WHAT YOU SHOULD DO
In the data below, locate each line with the word "icon" and list it.

DATASET RECORDS

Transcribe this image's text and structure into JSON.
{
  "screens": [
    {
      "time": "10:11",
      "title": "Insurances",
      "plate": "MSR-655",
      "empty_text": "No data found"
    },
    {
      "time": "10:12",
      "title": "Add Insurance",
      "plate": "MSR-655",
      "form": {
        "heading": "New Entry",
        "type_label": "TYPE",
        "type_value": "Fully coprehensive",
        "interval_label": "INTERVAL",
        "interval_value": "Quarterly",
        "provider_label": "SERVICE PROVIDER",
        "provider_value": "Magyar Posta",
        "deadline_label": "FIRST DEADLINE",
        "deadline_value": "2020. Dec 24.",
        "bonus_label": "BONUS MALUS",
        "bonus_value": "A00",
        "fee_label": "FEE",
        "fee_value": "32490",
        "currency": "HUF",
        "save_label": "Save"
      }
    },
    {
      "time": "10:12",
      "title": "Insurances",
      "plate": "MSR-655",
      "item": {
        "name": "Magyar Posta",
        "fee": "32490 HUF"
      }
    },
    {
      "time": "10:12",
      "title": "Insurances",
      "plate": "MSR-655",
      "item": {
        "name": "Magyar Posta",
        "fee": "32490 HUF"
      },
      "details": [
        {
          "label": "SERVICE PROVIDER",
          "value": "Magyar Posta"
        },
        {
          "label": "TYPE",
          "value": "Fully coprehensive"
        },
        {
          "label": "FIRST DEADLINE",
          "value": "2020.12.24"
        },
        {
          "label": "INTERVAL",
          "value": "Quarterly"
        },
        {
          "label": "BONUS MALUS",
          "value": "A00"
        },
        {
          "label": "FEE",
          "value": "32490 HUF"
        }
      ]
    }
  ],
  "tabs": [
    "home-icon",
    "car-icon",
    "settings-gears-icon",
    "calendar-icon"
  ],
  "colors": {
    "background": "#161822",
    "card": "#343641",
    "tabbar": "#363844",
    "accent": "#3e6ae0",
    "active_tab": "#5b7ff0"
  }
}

RESPONSE BELOW
    "home-icon",
    "car-icon",
    "settings-gears-icon",
    "calendar-icon"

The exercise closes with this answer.